> [Work to be completed] Images excluded, repeat each entry below exactly.
--- Start of Material ---
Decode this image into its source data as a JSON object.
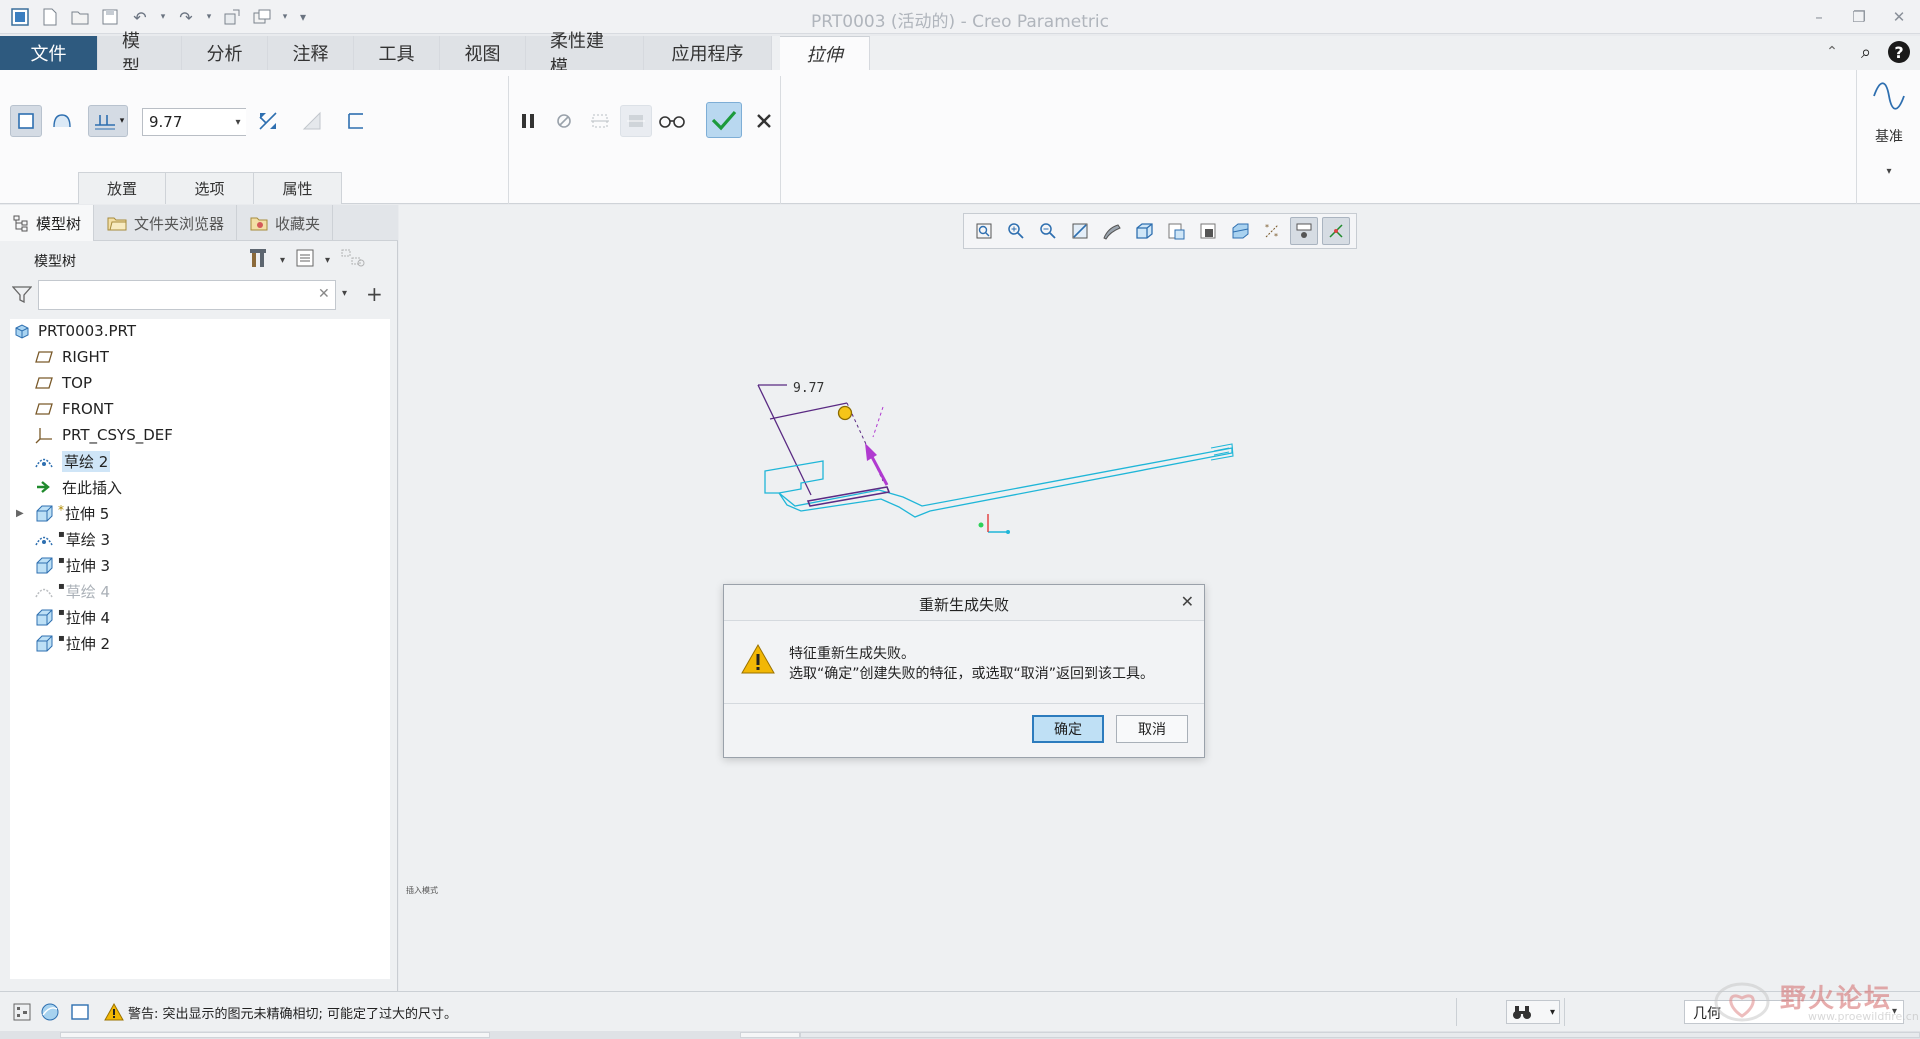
{
  "window": {
    "title": "PRT0003 (活动的) - Creo Parametric"
  },
  "ribbon_tabs": [
    {
      "label": "文件"
    },
    {
      "label": "模型"
    },
    {
      "label": "分析"
    },
    {
      "label": "注释"
    },
    {
      "label": "工具"
    },
    {
      "label": "视图"
    },
    {
      "label": "柔性建模"
    },
    {
      "label": "应用程序"
    },
    {
      "label": "拉伸",
      "active": true
    }
  ],
  "extrude": {
    "depth_value": "9.77",
    "subtabs": [
      "放置",
      "选项",
      "属性"
    ],
    "datum_label": "基准"
  },
  "nav_tabs": [
    "模型树",
    "文件夹浏览器",
    "收藏夹"
  ],
  "model_tree": {
    "title": "模型树",
    "search_value": "",
    "nodes": [
      {
        "label": "PRT0003.PRT",
        "icon": "part-icon"
      },
      {
        "label": "RIGHT",
        "icon": "datum-plane-icon"
      },
      {
        "label": "TOP",
        "icon": "datum-plane-icon"
      },
      {
        "label": "FRONT",
        "icon": "datum-plane-icon"
      },
      {
        "label": "PRT_CSYS_DEF",
        "icon": "csys-icon"
      },
      {
        "label": "草绘 2",
        "icon": "sketch-icon",
        "selected": true
      },
      {
        "label": "在此插入",
        "icon": "insert-here-arrow-icon"
      },
      {
        "label": "拉伸 5",
        "icon": "extrude-icon",
        "marker": "*",
        "expandable": true
      },
      {
        "label": "草绘 3",
        "icon": "sketch-icon",
        "marker": "▪"
      },
      {
        "label": "拉伸 3",
        "icon": "extrude-icon",
        "marker": "▪"
      },
      {
        "label": "草绘 4",
        "icon": "sketch-icon",
        "marker": "▪",
        "dim": true
      },
      {
        "label": "拉伸 4",
        "icon": "extrude-icon",
        "marker": "▪"
      },
      {
        "label": "拉伸 2",
        "icon": "extrude-icon",
        "marker": "▪"
      }
    ]
  },
  "graphics": {
    "dimension_text": "9.77",
    "insert_mode_text": "插入模式"
  },
  "dialog": {
    "title": "重新生成失败",
    "message_line1": "特征重新生成失败。",
    "message_line2": "选取“确定”创建失败的特征，或选取“取消”返回到该工具。",
    "ok_label": "确定",
    "cancel_label": "取消"
  },
  "statusbar": {
    "message": "警告: 突出显示的图元未精确相切; 可能定了过大的尺寸。",
    "filter_value": "几何"
  },
  "watermark": {
    "text": "野火论坛",
    "url": "www.proewildfire.cn"
  },
  "colors": {
    "file_tab": "#2e5a7f",
    "geometry_cyan": "#1fb6d8",
    "dimension_purple": "#5a2a83",
    "drag_handle_yellow": "#f5c518",
    "direction_arrow": "#b03ad0",
    "warning_yellow": "#f2b705",
    "selected_bg": "#cfe5f7"
  }
}
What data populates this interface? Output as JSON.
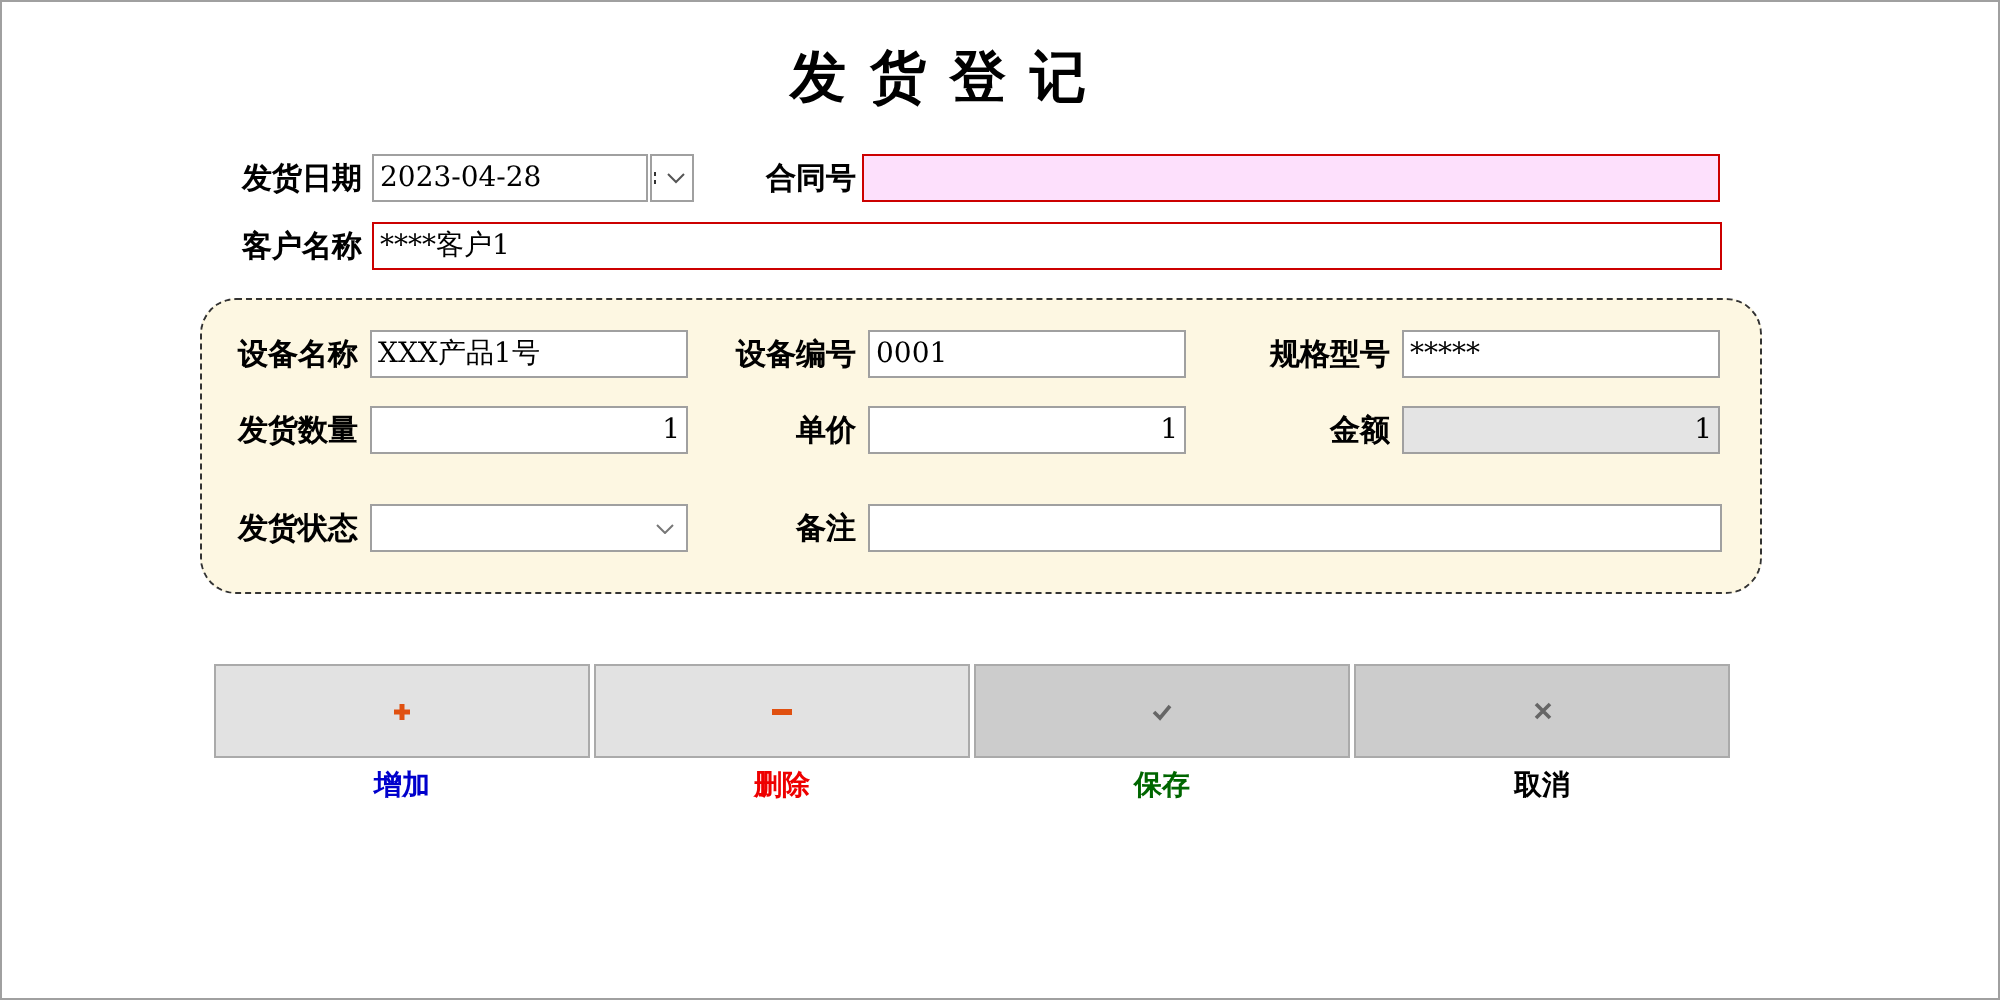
{
  "title": "发货登记",
  "header_rows": [
    [
      {
        "label": "发货日期",
        "value": "2023-04-28",
        "kind": "date",
        "required": false,
        "highlighted": false
      },
      {
        "label": "合同号",
        "kind": "text",
        "required": true,
        "highlighted": true
      }
    ],
    [
      {
        "label": "客户名称",
        "value": "****客户1",
        "kind": "wide",
        "required": true,
        "highlighted": false
      }
    ]
  ],
  "detail_rows": [
    [
      {
        "label": "设备名称",
        "value": "XXX产品1号",
        "kind": "text"
      },
      {
        "label": "设备编号",
        "value": "0001",
        "kind": "text"
      },
      {
        "label": "规格型号",
        "value": "*****",
        "kind": "text"
      }
    ],
    [
      {
        "label": "发货数量",
        "value": "1",
        "kind": "number"
      },
      {
        "label": "单价",
        "value": "1",
        "kind": "number"
      },
      {
        "label": "金额",
        "value": "1",
        "kind": "readonly"
      }
    ],
    [
      {
        "label": "发货状态",
        "kind": "select"
      },
      {
        "label": "备注",
        "kind": "wide"
      }
    ]
  ],
  "buttons": [
    {
      "label": "增加",
      "kind": "add",
      "color": "#0000cc",
      "disabled": false
    },
    {
      "label": "删除",
      "kind": "remove",
      "color": "#ee0000",
      "disabled": false
    },
    {
      "label": "保存",
      "kind": "save",
      "color": "#006600",
      "disabled": true
    },
    {
      "label": "取消",
      "kind": "cancel",
      "color": "#000000",
      "disabled": true
    }
  ]
}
--- End of Material ---
> [Full output]
Decode this image into its source data as a JSON object.
{
  "window": {
    "title": "PRT0003 (活动的) - Creo Parametric"
  },
  "ribbon_tabs": [
    {
      "label": "文件"
    },
    {
      "label": "模型"
    },
    {
      "label": "分析"
    },
    {
      "label": "注释"
    },
    {
      "label": "工具"
    },
    {
      "label": "视图"
    },
    {
      "label": "柔性建模"
    },
    {
      "label": "应用程序"
    },
    {
      "label": "拉伸",
      "active": true
    }
  ],
  "extrude": {
    "depth_value": "9.77",
    "subtabs": [
      "放置",
      "选项",
      "属性"
    ],
    "datum_label": "基准"
  },
  "nav_tabs": [
    "模型树",
    "文件夹浏览器",
    "收藏夹"
  ],
  "model_tree": {
    "title": "模型树",
    "search_value": "",
    "nodes": [
      {
        "label": "PRT0003.PRT",
        "icon": "part-icon"
      },
      {
        "label": "RIGHT",
        "icon": "datum-plane-icon"
      },
      {
        "label": "TOP",
        "icon": "datum-plane-icon"
      },
      {
        "label": "FRONT",
        "icon": "datum-plane-icon"
      },
      {
        "label": "PRT_CSYS_DEF",
        "icon": "csys-icon"
      },
      {
        "label": "草绘 2",
        "icon": "sketch-icon",
        "selected": true
      },
      {
        "label": "在此插入",
        "icon": "insert-here-arrow-icon"
      },
      {
        "label": "拉伸 5",
        "icon": "extrude-icon",
        "marker": "*",
        "expandable": true
      },
      {
        "label": "草绘 3",
        "icon": "sketch-icon",
        "marker": "▪"
      },
      {
        "label": "拉伸 3",
        "icon": "extrude-icon",
        "marker": "▪"
      },
      {
        "label": "草绘 4",
        "icon": "sketch-icon",
        "marker": "▪",
        "dim": true
      },
      {
        "label": "拉伸 4",
        "icon": "extrude-icon",
        "marker": "▪"
      },
      {
        "label": "拉伸 2",
        "icon": "extrude-icon",
        "marker": "▪"
      }
    ]
  },
  "graphics": {
    "dimension_text": "9.77",
    "insert_mode_text": "插入模式"
  },
  "dialog": {
    "title": "重新生成失败",
    "message_line1": "特征重新生成失败。",
    "message_line2": "选取“确定”创建失败的特征，或选取“取消”返回到该工具。",
    "ok_label": "确定",
    "cancel_label": "取消"
  },
  "statusbar": {
    "message": "警告: 突出显示的图元未精确相切; 可能定了过大的尺寸。",
    "filter_value": "几何"
  },
  "watermark": {
    "text": "野火论坛",
    "url": "www.proewildfire.cn"
  },
  "colors": {
    "file_tab": "#2e5a7f",
    "geometry_cyan": "#1fb6d8",
    "dimension_purple": "#5a2a83",
    "drag_handle_yellow": "#f5c518",
    "direction_arrow": "#b03ad0",
    "warning_yellow": "#f2b705",
    "selected_bg": "#cfe5f7"
  }
}
What data populates this interface? Output as JSON.
{
  "title": "发货登记",
  "header_rows": [
    [
      {
        "label": "发货日期",
        "value": "2023-04-28",
        "kind": "date",
        "required": false,
        "highlighted": false
      },
      {
        "label": "合同号",
        "kind": "text",
        "required": true,
        "highlighted": true
      }
    ],
    [
      {
        "label": "客户名称",
        "value": "****客户1",
        "kind": "wide",
        "required": true,
        "highlighted": false
      }
    ]
  ],
  "detail_rows": [
    [
      {
        "label": "设备名称",
        "value": "XXX产品1号",
        "kind": "text"
      },
      {
        "label": "设备编号",
        "value": "0001",
        "kind": "text"
      },
      {
        "label": "规格型号",
        "value": "*****",
        "kind": "text"
      }
    ],
    [
      {
        "label": "发货数量",
        "value": "1",
        "kind": "number"
      },
      {
        "label": "单价",
        "value": "1",
        "kind": "number"
      },
      {
        "label": "金额",
        "value": "1",
        "kind": "readonly"
      }
    ],
    [
      {
        "label": "发货状态",
        "kind": "select"
      },
      {
        "label": "备注",
        "kind": "wide"
      }
    ]
  ],
  "buttons": [
    {
      "label": "增加",
      "kind": "add",
      "color": "#0000cc",
      "disabled": false
    },
    {
      "label": "删除",
      "kind": "remove",
      "color": "#ee0000",
      "disabled": false
    },
    {
      "label": "保存",
      "kind": "save",
      "color": "#006600",
      "disabled": true
    },
    {
      "label": "取消",
      "kind": "cancel",
      "color": "#000000",
      "disabled": true
    }
  ]
}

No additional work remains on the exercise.